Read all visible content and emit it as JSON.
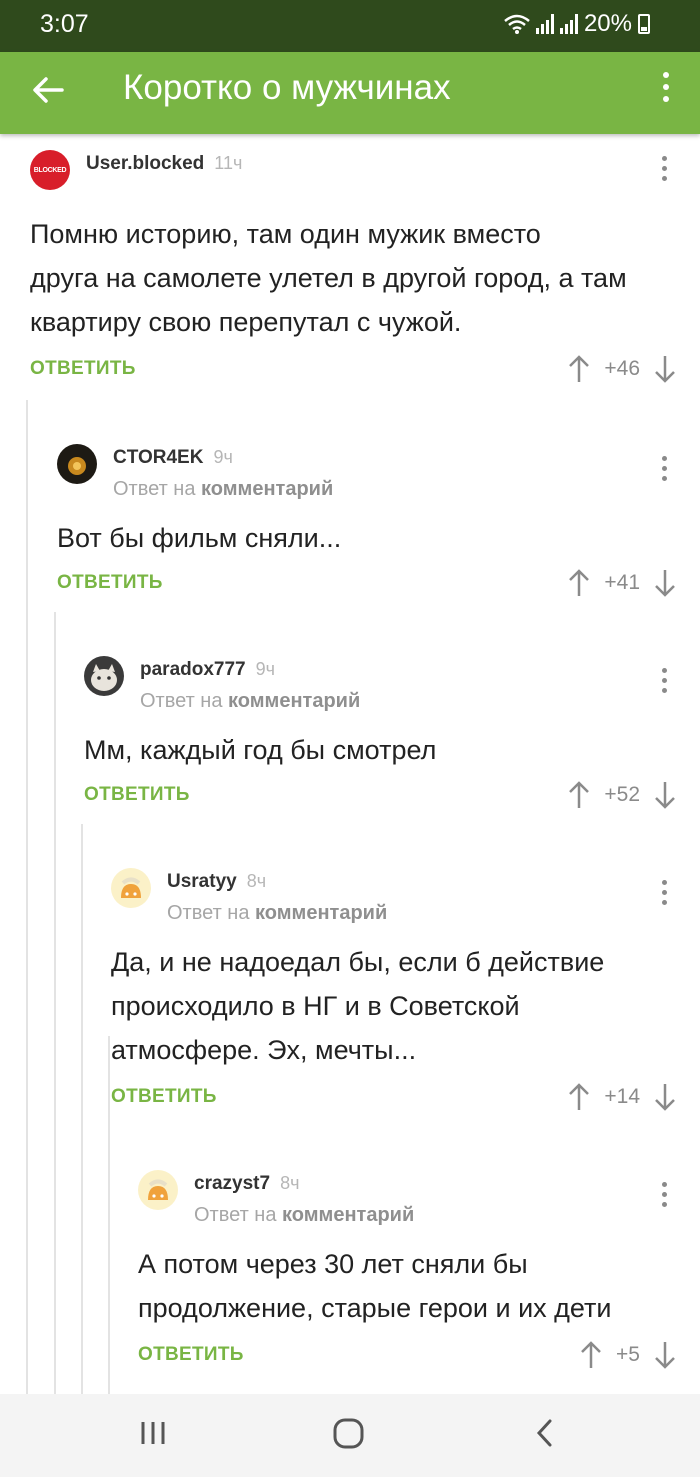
{
  "status": {
    "time": "3:07",
    "battery": "20%"
  },
  "app": {
    "title": "Коротко о мужчинах"
  },
  "avatars": {
    "user_blocked_badge": "BLOCKED"
  },
  "labels": {
    "reply_prefix": "Ответ на",
    "reply_target": "комментарий",
    "reply_button": "ОТВЕТИТЬ"
  },
  "comments": [
    {
      "user": "User.blocked",
      "time": "11ч",
      "reply_line": false,
      "text": [
        "Помню историю, там один мужик вместо",
        "друга на самолете улетел в другой город, а там",
        "квартиру свою перепутал с чужой."
      ],
      "rating": "+46"
    },
    {
      "user": "CTOR4EK",
      "time": "9ч",
      "reply_line": true,
      "text": [
        "Вот бы фильм сняли..."
      ],
      "rating": "+41"
    },
    {
      "user": "paradox777",
      "time": "9ч",
      "reply_line": true,
      "text": [
        "Мм, каждый год бы смотрел"
      ],
      "rating": "+52"
    },
    {
      "user": "Usratyy",
      "time": "8ч",
      "reply_line": true,
      "text": [
        "Да, и не надоедал бы, если б действие",
        "происходило в НГ и в Советской",
        "атмосфере. Эх, мечты..."
      ],
      "rating": "+14"
    },
    {
      "user": "crazyst7",
      "time": "8ч",
      "reply_line": true,
      "text": [
        "А потом через 30 лет сняли бы",
        "продолжение, старые герои и их дети"
      ],
      "rating": "+5"
    }
  ],
  "icons": {
    "back": "arrow-left-icon",
    "menu": "more-vertical-icon",
    "up": "arrow-up-icon",
    "down": "arrow-down-icon"
  },
  "colors": {
    "status_bar": "#2f4a1c",
    "app_bar": "#79b544",
    "accent": "#79b544"
  }
}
________________________________________
WHAT THIS TASK INVOLVES:
How many lines in the data contain the string "сняли"? Respond with the number only.

ANSWER FOR THIS EXERCISE:
2